THE PROBLEM -
Reproduce the data below in full and exclude every picture.

╭─ EXTRACTED INFORMATION

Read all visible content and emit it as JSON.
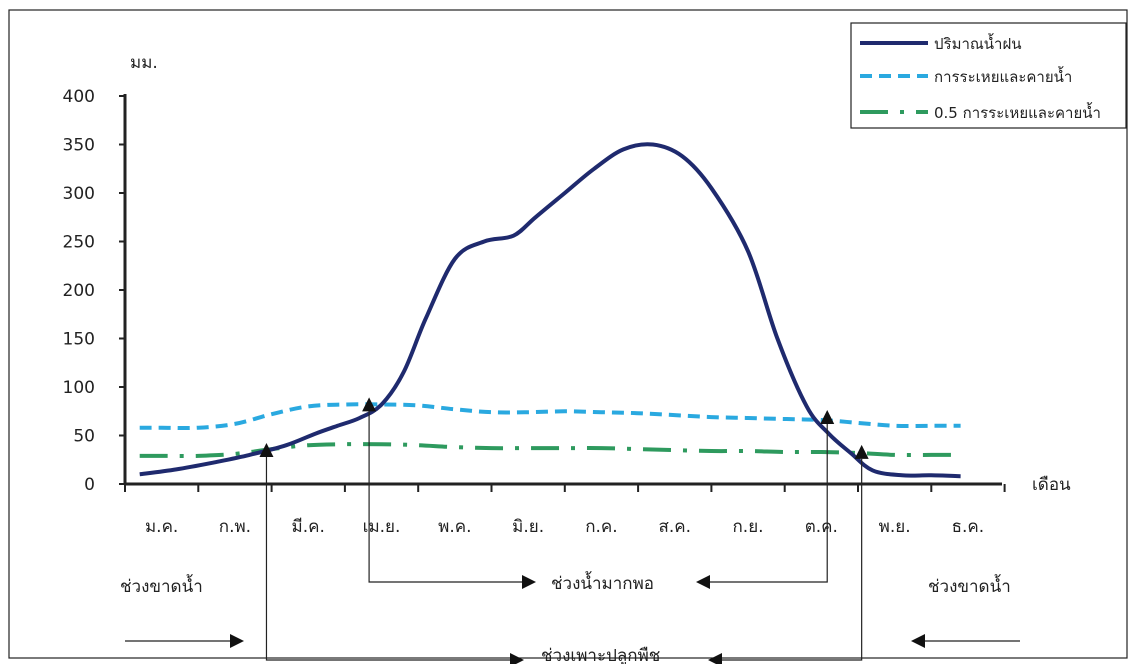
{
  "chart_data": {
    "type": "line",
    "ylabel": "มม.",
    "xlabel": "เดือน",
    "ylim": [
      0,
      400
    ],
    "y_ticks": [
      0,
      50,
      100,
      150,
      200,
      250,
      300,
      350,
      400
    ],
    "categories": [
      "ม.ค.",
      "ก.พ.",
      "มี.ค.",
      "เม.ย.",
      "พ.ค.",
      "มิ.ย.",
      "ก.ค.",
      "ส.ค.",
      "ก.ย.",
      "ต.ค.",
      "พ.ย.",
      "ธ.ค."
    ],
    "legend_position": "top-right",
    "grid": false,
    "series": [
      {
        "name": "ปริมาณน้ำฝน",
        "color": "#1f2a6e",
        "style": "solid",
        "x": [
          0.2,
          0.7,
          1.2,
          1.7,
          2.2,
          2.6,
          2.9,
          3.2,
          3.5,
          3.8,
          4.1,
          4.5,
          4.9,
          5.3,
          5.6,
          6.0,
          6.4,
          6.8,
          7.2,
          7.6,
          8.0,
          8.5,
          8.9,
          9.3,
          9.6,
          9.9,
          10.2,
          10.6,
          11.0,
          11.4
        ],
        "values": [
          10,
          15,
          22,
          30,
          40,
          52,
          60,
          68,
          82,
          115,
          170,
          232,
          250,
          256,
          275,
          300,
          325,
          345,
          350,
          338,
          305,
          240,
          150,
          80,
          52,
          32,
          14,
          9,
          9,
          8
        ]
      },
      {
        "name": "การระเหยและคายน้ำ",
        "color": "#2aa9e0",
        "style": "dashed",
        "x": [
          0.2,
          0.5,
          1.0,
          1.5,
          2.0,
          2.5,
          3.0,
          3.5,
          4.0,
          4.5,
          5.0,
          5.5,
          6.0,
          6.5,
          7.0,
          7.5,
          8.0,
          8.5,
          9.0,
          9.5,
          10.0,
          10.5,
          11.0,
          11.4
        ],
        "values": [
          58,
          58,
          58,
          62,
          72,
          80,
          82,
          82,
          81,
          77,
          74,
          74,
          75,
          74,
          73,
          71,
          69,
          68,
          67,
          66,
          63,
          60,
          60,
          60
        ]
      },
      {
        "name": "0.5 การระเหยและคายน้ำ",
        "color": "#2e9a5e",
        "style": "dash-dot",
        "x": [
          0.2,
          0.5,
          1.0,
          1.5,
          2.0,
          2.5,
          3.0,
          3.5,
          4.0,
          4.5,
          5.0,
          5.5,
          6.0,
          6.5,
          7.0,
          7.5,
          8.0,
          8.5,
          9.0,
          9.5,
          10.0,
          10.5,
          11.0,
          11.4
        ],
        "values": [
          29,
          29,
          29,
          31,
          36,
          40,
          41,
          41,
          40,
          38,
          37,
          37,
          37,
          37,
          36,
          35,
          34,
          34,
          33,
          33,
          32,
          30,
          30,
          30
        ]
      }
    ],
    "markers": [
      {
        "x": 1.93,
        "value": 33
      },
      {
        "x": 3.33,
        "value": 80
      },
      {
        "x": 9.58,
        "value": 67
      },
      {
        "x": 10.05,
        "value": 31
      }
    ],
    "annotations": {
      "shortage_left": "ช่วงขาดน้ำ",
      "surplus": "ช่วงน้ำมากพอ",
      "growing": "ช่วงเพาะปลูกพืช",
      "shortage_right": "ช่วงขาดน้ำ"
    }
  }
}
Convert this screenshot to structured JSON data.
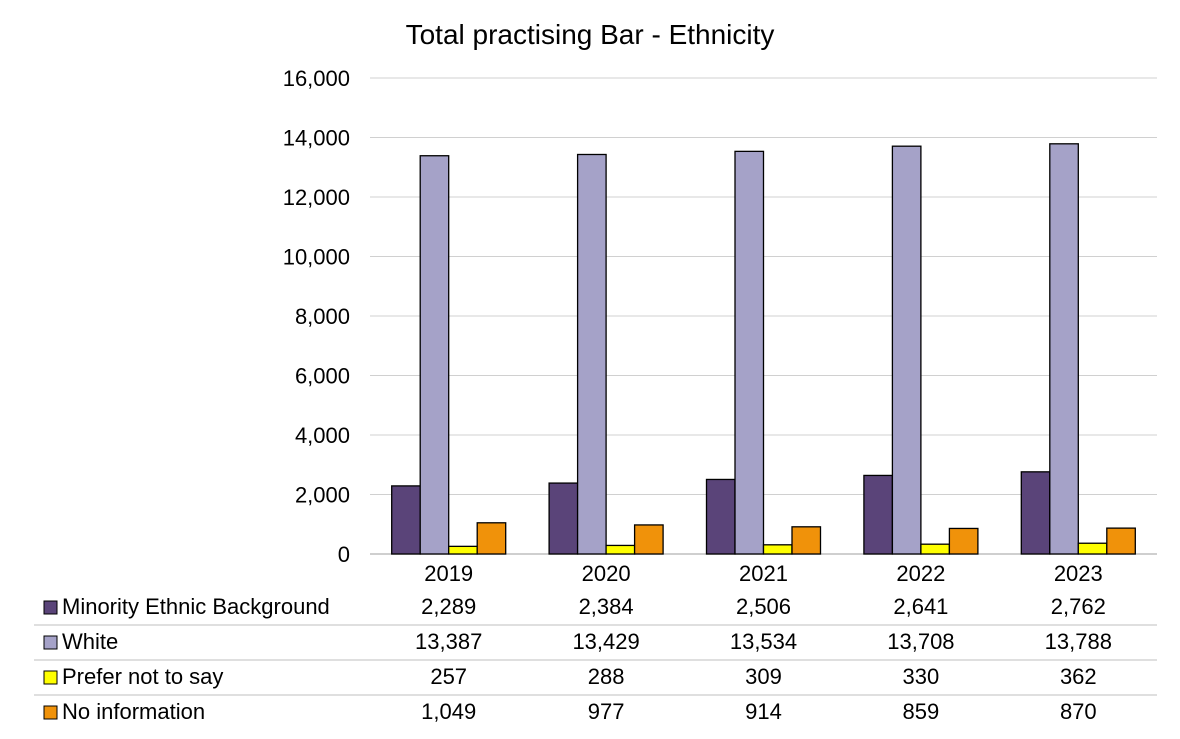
{
  "chart_data": {
    "type": "bar",
    "title": "Total practising Bar - Ethnicity",
    "categories": [
      "2019",
      "2020",
      "2021",
      "2022",
      "2023"
    ],
    "series": [
      {
        "name": "Minority Ethnic Background",
        "color": "#5a4479",
        "values": [
          2289,
          2384,
          2506,
          2641,
          2762
        ],
        "labels": [
          "2,289",
          "2,384",
          "2,506",
          "2,641",
          "2,762"
        ]
      },
      {
        "name": "White",
        "color": "#a5a2c8",
        "values": [
          13387,
          13429,
          13534,
          13708,
          13788
        ],
        "labels": [
          "13,387",
          "13,429",
          "13,534",
          "13,708",
          "13,788"
        ]
      },
      {
        "name": "Prefer not to say",
        "color": "#ffff00",
        "values": [
          257,
          288,
          309,
          330,
          362
        ],
        "labels": [
          "257",
          "288",
          "309",
          "330",
          "362"
        ]
      },
      {
        "name": "No information",
        "color": "#f0920a",
        "values": [
          1049,
          977,
          914,
          859,
          870
        ],
        "labels": [
          "1,049",
          "977",
          "914",
          "859",
          "870"
        ]
      }
    ],
    "ylim": [
      0,
      16000
    ],
    "y_ticks": [
      0,
      2000,
      4000,
      6000,
      8000,
      10000,
      12000,
      14000,
      16000
    ],
    "y_tick_labels": [
      "0",
      "2,000",
      "4,000",
      "6,000",
      "8,000",
      "10,000",
      "12,000",
      "14,000",
      "16,000"
    ],
    "grid": true,
    "legend": "data table below chart",
    "xlabel": "",
    "ylabel": ""
  }
}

╰─

THE SOLUTION -
Read all visible content and emit it as JSON.
{
  "chart_data": {
    "type": "line",
    "ylabel": "มม.",
    "xlabel": "เดือน",
    "ylim": [
      0,
      400
    ],
    "y_ticks": [
      0,
      50,
      100,
      150,
      200,
      250,
      300,
      350,
      400
    ],
    "categories": [
      "ม.ค.",
      "ก.พ.",
      "มี.ค.",
      "เม.ย.",
      "พ.ค.",
      "มิ.ย.",
      "ก.ค.",
      "ส.ค.",
      "ก.ย.",
      "ต.ค.",
      "พ.ย.",
      "ธ.ค."
    ],
    "legend_position": "top-right",
    "grid": false,
    "series": [
      {
        "name": "ปริมาณน้ำฝน",
        "color": "#1f2a6e",
        "style": "solid",
        "x": [
          0.2,
          0.7,
          1.2,
          1.7,
          2.2,
          2.6,
          2.9,
          3.2,
          3.5,
          3.8,
          4.1,
          4.5,
          4.9,
          5.3,
          5.6,
          6.0,
          6.4,
          6.8,
          7.2,
          7.6,
          8.0,
          8.5,
          8.9,
          9.3,
          9.6,
          9.9,
          10.2,
          10.6,
          11.0,
          11.4
        ],
        "values": [
          10,
          15,
          22,
          30,
          40,
          52,
          60,
          68,
          82,
          115,
          170,
          232,
          250,
          256,
          275,
          300,
          325,
          345,
          350,
          338,
          305,
          240,
          150,
          80,
          52,
          32,
          14,
          9,
          9,
          8
        ]
      },
      {
        "name": "การระเหยและคายน้ำ",
        "color": "#2aa9e0",
        "style": "dashed",
        "x": [
          0.2,
          0.5,
          1.0,
          1.5,
          2.0,
          2.5,
          3.0,
          3.5,
          4.0,
          4.5,
          5.0,
          5.5,
          6.0,
          6.5,
          7.0,
          7.5,
          8.0,
          8.5,
          9.0,
          9.5,
          10.0,
          10.5,
          11.0,
          11.4
        ],
        "values": [
          58,
          58,
          58,
          62,
          72,
          80,
          82,
          82,
          81,
          77,
          74,
          74,
          75,
          74,
          73,
          71,
          69,
          68,
          67,
          66,
          63,
          60,
          60,
          60
        ]
      },
      {
        "name": "0.5 การระเหยและคายน้ำ",
        "color": "#2e9a5e",
        "style": "dash-dot",
        "x": [
          0.2,
          0.5,
          1.0,
          1.5,
          2.0,
          2.5,
          3.0,
          3.5,
          4.0,
          4.5,
          5.0,
          5.5,
          6.0,
          6.5,
          7.0,
          7.5,
          8.0,
          8.5,
          9.0,
          9.5,
          10.0,
          10.5,
          11.0,
          11.4
        ],
        "values": [
          29,
          29,
          29,
          31,
          36,
          40,
          41,
          41,
          40,
          38,
          37,
          37,
          37,
          37,
          36,
          35,
          34,
          34,
          33,
          33,
          32,
          30,
          30,
          30
        ]
      }
    ],
    "markers": [
      {
        "x": 1.93,
        "value": 33
      },
      {
        "x": 3.33,
        "value": 80
      },
      {
        "x": 9.58,
        "value": 67
      },
      {
        "x": 10.05,
        "value": 31
      }
    ],
    "annotations": {
      "shortage_left": "ช่วงขาดน้ำ",
      "surplus": "ช่วงน้ำมากพอ",
      "growing": "ช่วงเพาะปลูกพืช",
      "shortage_right": "ช่วงขาดน้ำ"
    }
  }
}
Convert this screenshot to structured JSON data.
{
  "chart_data": {
    "type": "bar",
    "title": "Total practising Bar - Ethnicity",
    "categories": [
      "2019",
      "2020",
      "2021",
      "2022",
      "2023"
    ],
    "series": [
      {
        "name": "Minority Ethnic Background",
        "color": "#5a4479",
        "values": [
          2289,
          2384,
          2506,
          2641,
          2762
        ],
        "labels": [
          "2,289",
          "2,384",
          "2,506",
          "2,641",
          "2,762"
        ]
      },
      {
        "name": "White",
        "color": "#a5a2c8",
        "values": [
          13387,
          13429,
          13534,
          13708,
          13788
        ],
        "labels": [
          "13,387",
          "13,429",
          "13,534",
          "13,708",
          "13,788"
        ]
      },
      {
        "name": "Prefer not to say",
        "color": "#ffff00",
        "values": [
          257,
          288,
          309,
          330,
          362
        ],
        "labels": [
          "257",
          "288",
          "309",
          "330",
          "362"
        ]
      },
      {
        "name": "No information",
        "color": "#f0920a",
        "values": [
          1049,
          977,
          914,
          859,
          870
        ],
        "labels": [
          "1,049",
          "977",
          "914",
          "859",
          "870"
        ]
      }
    ],
    "ylim": [
      0,
      16000
    ],
    "y_ticks": [
      0,
      2000,
      4000,
      6000,
      8000,
      10000,
      12000,
      14000,
      16000
    ],
    "y_tick_labels": [
      "0",
      "2,000",
      "4,000",
      "6,000",
      "8,000",
      "10,000",
      "12,000",
      "14,000",
      "16,000"
    ],
    "grid": true,
    "legend": "data table below chart",
    "xlabel": "",
    "ylabel": ""
  }
}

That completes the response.